# Given problem
Every record below should be transcribed exactly. Omit the images.
* start Given data *
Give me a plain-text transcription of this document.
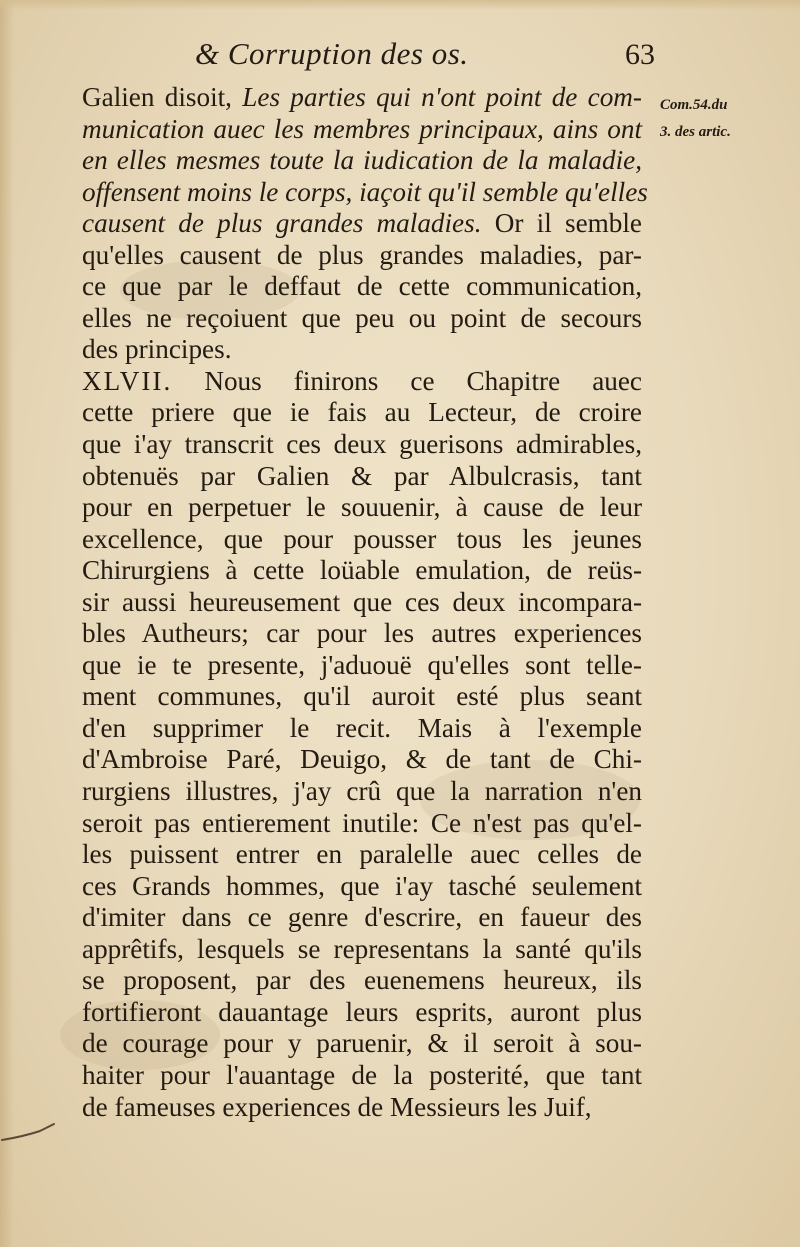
& Corruption des os.	63
Com.54.du
3. des artic.
Galien disoit, Les parties qui n'ont point de com-
munication auec les membres principaux, ains ont
en elles mesmes toute la iudication de la maladie,
offensent moins le corps, iaçoit qu'il semble qu'elles
causent de plus grandes maladies. Or il semble
qu'elles causent de plus grandes maladies, par-
ce que par le deffaut de cette communication,
elles ne reçoiuent que peu ou point de secours
des principes.
XLVII. Nous finirons ce Chapitre auec
cette priere que ie fais au Lecteur, de croire
que i'ay transcrit ces deux guerisons admirables,
obtenuës par Galien & par Albulcrasis, tant
pour en perpetuer le souuenir, à cause de leur
excellence, que pour pousser tous les jeunes
Chirurgiens à cette loüable emulation, de reüs-
sir aussi heureusement que ces deux incompara-
bles Autheurs; car pour les autres experiences
que ie te presente, j'aduouë qu'elles sont telle-
ment communes, qu'il auroit esté plus seant
d'en supprimer le recit. Mais à l'exemple
d'Ambroise Paré, Deuigo, & de tant de Chi-
rurgiens illustres, j'ay crû que la narration n'en
seroit pas entierement inutile: Ce n'est pas qu'el-
les puissent entrer en paralelle auec celles de
ces Grands hommes, que i'ay tasché seulement
d'imiter dans ce genre d'escrire, en faueur des
apprêtifs, lesquels se representans la santé qu'ils
se proposent, par des euenemens heureux, ils
fortifieront dauantage leurs esprits, auront plus
de courage pour y paruenir, & il seroit à sou-
haiter pour l'auantage de la posterité, que tant
de fameuses experiences de Messieurs les Juif,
* end Given data *
# Task output
Give me a plain-text transcription of this document.
& Corruption des os.	63
Com.54.du
3. des artic.
Galien disoit, Les parties qui n'ont point de com-
munication auec les membres principaux, ains ont
en elles mesmes toute la iudication de la maladie,
offensent moins le corps, iaçoit qu'il semble qu'elles
causent de plus grandes maladies. Or il semble
qu'elles causent de plus grandes maladies, par-
ce que par le deffaut de cette communication,
elles ne reçoiuent que peu ou point de secours
des principes.
XLVII. Nous finirons ce Chapitre auec
cette priere que ie fais au Lecteur, de croire
que i'ay transcrit ces deux guerisons admirables,
obtenuës par Galien & par Albulcrasis, tant
pour en perpetuer le souuenir, à cause de leur
excellence, que pour pousser tous les jeunes
Chirurgiens à cette loüable emulation, de reüs-
sir aussi heureusement que ces deux incompara-
bles Autheurs; car pour les autres experiences
que ie te presente, j'aduouë qu'elles sont telle-
ment communes, qu'il auroit esté plus seant
d'en supprimer le recit. Mais à l'exemple
d'Ambroise Paré, Deuigo, & de tant de Chi-
rurgiens illustres, j'ay crû que la narration n'en
seroit pas entierement inutile: Ce n'est pas qu'el-
les puissent entrer en paralelle auec celles de
ces Grands hommes, que i'ay tasché seulement
d'imiter dans ce genre d'escrire, en faueur des
apprêtifs, lesquels se representans la santé qu'ils
se proposent, par des euenemens heureux, ils
fortifieront dauantage leurs esprits, auront plus
de courage pour y paruenir, & il seroit à sou-
haiter pour l'auantage de la posterité, que tant
de fameuses experiences de Messieurs les Juif,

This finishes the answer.